*Your instructions*:
Quote all entries in full, exactly.
=====
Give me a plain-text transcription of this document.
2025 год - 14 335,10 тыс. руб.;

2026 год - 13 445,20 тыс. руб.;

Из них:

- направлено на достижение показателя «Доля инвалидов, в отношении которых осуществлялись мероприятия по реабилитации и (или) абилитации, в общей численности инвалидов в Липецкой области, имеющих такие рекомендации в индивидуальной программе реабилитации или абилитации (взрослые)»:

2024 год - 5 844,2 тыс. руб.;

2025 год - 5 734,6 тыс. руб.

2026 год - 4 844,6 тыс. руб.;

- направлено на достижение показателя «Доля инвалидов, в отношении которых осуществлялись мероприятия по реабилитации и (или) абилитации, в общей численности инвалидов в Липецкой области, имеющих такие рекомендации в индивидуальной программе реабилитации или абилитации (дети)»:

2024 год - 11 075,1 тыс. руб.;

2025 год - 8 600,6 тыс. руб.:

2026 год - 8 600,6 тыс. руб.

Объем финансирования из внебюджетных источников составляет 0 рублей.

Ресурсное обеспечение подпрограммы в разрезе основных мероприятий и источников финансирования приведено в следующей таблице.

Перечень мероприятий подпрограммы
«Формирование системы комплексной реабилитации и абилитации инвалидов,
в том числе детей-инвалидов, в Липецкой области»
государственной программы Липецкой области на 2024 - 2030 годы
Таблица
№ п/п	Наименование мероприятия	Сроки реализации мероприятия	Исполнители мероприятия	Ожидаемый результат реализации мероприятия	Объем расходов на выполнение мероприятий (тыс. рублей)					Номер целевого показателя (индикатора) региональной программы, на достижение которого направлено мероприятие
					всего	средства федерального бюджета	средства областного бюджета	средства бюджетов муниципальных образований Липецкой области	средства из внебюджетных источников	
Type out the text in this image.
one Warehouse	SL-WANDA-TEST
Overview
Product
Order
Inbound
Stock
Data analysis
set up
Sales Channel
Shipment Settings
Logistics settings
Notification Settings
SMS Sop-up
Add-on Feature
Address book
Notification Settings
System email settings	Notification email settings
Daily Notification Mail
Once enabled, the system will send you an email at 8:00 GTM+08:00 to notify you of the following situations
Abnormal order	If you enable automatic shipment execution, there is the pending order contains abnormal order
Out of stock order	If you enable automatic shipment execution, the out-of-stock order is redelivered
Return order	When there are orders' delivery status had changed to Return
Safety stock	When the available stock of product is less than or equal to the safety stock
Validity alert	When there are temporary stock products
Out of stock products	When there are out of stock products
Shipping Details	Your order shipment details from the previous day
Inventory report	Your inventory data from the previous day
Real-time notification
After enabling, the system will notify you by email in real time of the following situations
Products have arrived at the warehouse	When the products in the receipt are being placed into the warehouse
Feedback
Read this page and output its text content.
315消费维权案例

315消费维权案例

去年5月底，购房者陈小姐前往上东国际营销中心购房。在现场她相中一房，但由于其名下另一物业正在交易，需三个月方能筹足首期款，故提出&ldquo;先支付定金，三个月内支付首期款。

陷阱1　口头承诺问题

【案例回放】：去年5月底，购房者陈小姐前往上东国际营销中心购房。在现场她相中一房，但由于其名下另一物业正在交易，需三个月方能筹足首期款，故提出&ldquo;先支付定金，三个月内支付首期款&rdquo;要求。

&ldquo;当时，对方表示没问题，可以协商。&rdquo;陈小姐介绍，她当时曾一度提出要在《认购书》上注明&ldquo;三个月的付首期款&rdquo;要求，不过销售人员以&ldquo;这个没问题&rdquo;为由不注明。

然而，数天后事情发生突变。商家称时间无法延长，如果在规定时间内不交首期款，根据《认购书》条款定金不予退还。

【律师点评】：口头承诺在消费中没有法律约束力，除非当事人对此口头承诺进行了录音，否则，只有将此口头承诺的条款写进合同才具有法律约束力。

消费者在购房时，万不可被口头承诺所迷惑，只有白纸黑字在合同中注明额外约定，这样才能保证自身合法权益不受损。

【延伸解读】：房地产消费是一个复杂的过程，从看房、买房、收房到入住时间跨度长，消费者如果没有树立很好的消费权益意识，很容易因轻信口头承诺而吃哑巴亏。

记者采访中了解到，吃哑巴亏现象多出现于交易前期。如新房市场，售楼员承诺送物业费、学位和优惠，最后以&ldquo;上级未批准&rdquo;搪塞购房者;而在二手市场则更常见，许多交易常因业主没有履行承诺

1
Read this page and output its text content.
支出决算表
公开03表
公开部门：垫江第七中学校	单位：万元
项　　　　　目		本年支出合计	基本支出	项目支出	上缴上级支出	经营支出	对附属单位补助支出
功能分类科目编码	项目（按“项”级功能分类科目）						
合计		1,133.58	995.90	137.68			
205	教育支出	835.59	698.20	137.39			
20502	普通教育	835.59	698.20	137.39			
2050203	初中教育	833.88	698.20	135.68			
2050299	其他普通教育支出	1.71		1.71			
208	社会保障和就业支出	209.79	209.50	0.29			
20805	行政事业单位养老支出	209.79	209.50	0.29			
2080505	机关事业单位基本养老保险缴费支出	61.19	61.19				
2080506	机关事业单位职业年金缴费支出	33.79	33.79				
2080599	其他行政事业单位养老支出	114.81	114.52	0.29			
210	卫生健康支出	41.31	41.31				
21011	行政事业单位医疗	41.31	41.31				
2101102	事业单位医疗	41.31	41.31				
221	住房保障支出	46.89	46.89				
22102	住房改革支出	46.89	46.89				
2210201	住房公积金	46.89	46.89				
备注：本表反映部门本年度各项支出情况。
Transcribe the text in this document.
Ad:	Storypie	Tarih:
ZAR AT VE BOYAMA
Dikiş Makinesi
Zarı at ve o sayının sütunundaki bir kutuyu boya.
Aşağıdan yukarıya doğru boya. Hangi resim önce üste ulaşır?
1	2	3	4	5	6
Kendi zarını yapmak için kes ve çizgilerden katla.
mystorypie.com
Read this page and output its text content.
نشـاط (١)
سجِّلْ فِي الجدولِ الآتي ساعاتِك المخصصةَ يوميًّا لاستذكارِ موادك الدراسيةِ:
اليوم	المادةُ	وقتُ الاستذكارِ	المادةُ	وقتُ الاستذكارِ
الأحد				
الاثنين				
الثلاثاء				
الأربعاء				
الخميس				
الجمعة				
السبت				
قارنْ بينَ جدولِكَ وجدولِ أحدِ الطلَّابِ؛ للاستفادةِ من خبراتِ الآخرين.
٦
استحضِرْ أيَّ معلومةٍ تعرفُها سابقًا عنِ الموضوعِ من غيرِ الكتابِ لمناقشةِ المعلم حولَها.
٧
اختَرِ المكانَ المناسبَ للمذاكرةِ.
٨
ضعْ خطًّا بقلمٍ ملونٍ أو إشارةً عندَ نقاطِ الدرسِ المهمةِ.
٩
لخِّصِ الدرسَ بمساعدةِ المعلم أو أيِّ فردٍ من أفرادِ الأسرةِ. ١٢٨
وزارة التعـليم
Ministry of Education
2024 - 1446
=====
*Reply*:
Give me a plain-text transcription of this document.
2025 год - 14 335,10 тыс. руб.;

2026 год - 13 445,20 тыс. руб.;

Из них:

- направлено на достижение показателя «Доля инвалидов, в отношении которых осуществлялись мероприятия по реабилитации и (или) абилитации, в общей численности инвалидов в Липецкой области, имеющих такие рекомендации в индивидуальной программе реабилитации или абилитации (взрослые)»:

2024 год - 5 844,2 тыс. руб.;

2025 год - 5 734,6 тыс. руб.

2026 год - 4 844,6 тыс. руб.;

- направлено на достижение показателя «Доля инвалидов, в отношении которых осуществлялись мероприятия по реабилитации и (или) абилитации, в общей численности инвалидов в Липецкой области, имеющих такие рекомендации в индивидуальной программе реабилитации или абилитации (дети)»:

2024 год - 11 075,1 тыс. руб.;

2025 год - 8 600,6 тыс. руб.:

2026 год - 8 600,6 тыс. руб.

Объем финансирования из внебюджетных источников составляет 0 рублей.

Ресурсное обеспечение подпрограммы в разрезе основных мероприятий и источников финансирования приведено в следующей таблице.

Перечень мероприятий подпрограммы
«Формирование системы комплексной реабилитации и абилитации инвалидов,
в том числе детей-инвалидов, в Липецкой области»
государственной программы Липецкой области на 2024 - 2030 годы
Таблица
№ п/п	Наименование мероприятия	Сроки реализации мероприятия	Исполнители мероприятия	Ожидаемый результат реализации мероприятия	Объем расходов на выполнение мероприятий (тыс. рублей)					Номер целевого показателя (индикатора) региональной программы, на достижение которого направлено мероприятие
					всего	средства федерального бюджета	средства областного бюджета	средства бюджетов муниципальных образований Липецкой области	средства из внебюджетных источников	
Type out the text in this image.
one Warehouse	SL-WANDA-TEST
Overview
Product
Order
Inbound
Stock
Data analysis
set up
Sales Channel
Shipment Settings
Logistics settings
Notification Settings
SMS Sop-up
Add-on Feature
Address book
Notification Settings
System email settings	Notification email settings
Daily Notification Mail
Once enabled, the system will send you an email at 8:00 GTM+08:00 to notify you of the following situations
Abnormal order	If you enable automatic shipment execution, there is the pending order contains abnormal order
Out of stock order	If you enable automatic shipment execution, the out-of-stock order is redelivered
Return order	When there are orders' delivery status had changed to Return
Safety stock	When the available stock of product is less than or equal to the safety stock
Validity alert	When there are temporary stock products
Out of stock products	When there are out of stock products
Shipping Details	Your order shipment details from the previous day
Inventory report	Your inventory data from the previous day
Real-time notification
After enabling, the system will notify you by email in real time of the following situations
Products have arrived at the warehouse	When the products in the receipt are being placed into the warehouse
Feedback
Read this page and output its text content.
315消费维权案例

315消费维权案例

去年5月底，购房者陈小姐前往上东国际营销中心购房。在现场她相中一房，但由于其名下另一物业正在交易，需三个月方能筹足首期款，故提出&ldquo;先支付定金，三个月内支付首期款。

陷阱1　口头承诺问题

【案例回放】：去年5月底，购房者陈小姐前往上东国际营销中心购房。在现场她相中一房，但由于其名下另一物业正在交易，需三个月方能筹足首期款，故提出&ldquo;先支付定金，三个月内支付首期款&rdquo;要求。

&ldquo;当时，对方表示没问题，可以协商。&rdquo;陈小姐介绍，她当时曾一度提出要在《认购书》上注明&ldquo;三个月的付首期款&rdquo;要求，不过销售人员以&ldquo;这个没问题&rdquo;为由不注明。

然而，数天后事情发生突变。商家称时间无法延长，如果在规定时间内不交首期款，根据《认购书》条款定金不予退还。

【律师点评】：口头承诺在消费中没有法律约束力，除非当事人对此口头承诺进行了录音，否则，只有将此口头承诺的条款写进合同才具有法律约束力。

消费者在购房时，万不可被口头承诺所迷惑，只有白纸黑字在合同中注明额外约定，这样才能保证自身合法权益不受损。

【延伸解读】：房地产消费是一个复杂的过程，从看房、买房、收房到入住时间跨度长，消费者如果没有树立很好的消费权益意识，很容易因轻信口头承诺而吃哑巴亏。

记者采访中了解到，吃哑巴亏现象多出现于交易前期。如新房市场，售楼员承诺送物业费、学位和优惠，最后以&ldquo;上级未批准&rdquo;搪塞购房者;而在二手市场则更常见，许多交易常因业主没有履行承诺

1
Read this page and output its text content.
支出决算表
公开03表
公开部门：垫江第七中学校	单位：万元
项　　　　　目		本年支出合计	基本支出	项目支出	上缴上级支出	经营支出	对附属单位补助支出
功能分类科目编码	项目（按“项”级功能分类科目）						
合计		1,133.58	995.90	137.68			
205	教育支出	835.59	698.20	137.39			
20502	普通教育	835.59	698.20	137.39			
2050203	初中教育	833.88	698.20	135.68			
2050299	其他普通教育支出	1.71		1.71			
208	社会保障和就业支出	209.79	209.50	0.29			
20805	行政事业单位养老支出	209.79	209.50	0.29			
2080505	机关事业单位基本养老保险缴费支出	61.19	61.19				
2080506	机关事业单位职业年金缴费支出	33.79	33.79				
2080599	其他行政事业单位养老支出	114.81	114.52	0.29			
210	卫生健康支出	41.31	41.31				
21011	行政事业单位医疗	41.31	41.31				
2101102	事业单位医疗	41.31	41.31				
221	住房保障支出	46.89	46.89				
22102	住房改革支出	46.89	46.89				
2210201	住房公积金	46.89	46.89				
备注：本表反映部门本年度各项支出情况。
Transcribe the text in this document.
Ad:	Storypie	Tarih:
ZAR AT VE BOYAMA
Dikiş Makinesi
Zarı at ve o sayının sütunundaki bir kutuyu boya.
Aşağıdan yukarıya doğru boya. Hangi resim önce üste ulaşır?
1	2	3	4	5	6
Kendi zarını yapmak için kes ve çizgilerden katla.
mystorypie.com
Read this page and output its text content.
نشـاط (١)
سجِّلْ فِي الجدولِ الآتي ساعاتِك المخصصةَ يوميًّا لاستذكارِ موادك الدراسيةِ:
اليوم	المادةُ	وقتُ الاستذكارِ	المادةُ	وقتُ الاستذكارِ
الأحد				
الاثنين				
الثلاثاء				
الأربعاء				
الخميس				
الجمعة				
السبت				
قارنْ بينَ جدولِكَ وجدولِ أحدِ الطلَّابِ؛ للاستفادةِ من خبراتِ الآخرين.
٦
استحضِرْ أيَّ معلومةٍ تعرفُها سابقًا عنِ الموضوعِ من غيرِ الكتابِ لمناقشةِ المعلم حولَها.
٧
اختَرِ المكانَ المناسبَ للمذاكرةِ.
٨
ضعْ خطًّا بقلمٍ ملونٍ أو إشارةً عندَ نقاطِ الدرسِ المهمةِ.
٩
لخِّصِ الدرسَ بمساعدةِ المعلم أو أيِّ فردٍ من أفرادِ الأسرةِ. ١٢٨
وزارة التعـليم
Ministry of Education
2024 - 1446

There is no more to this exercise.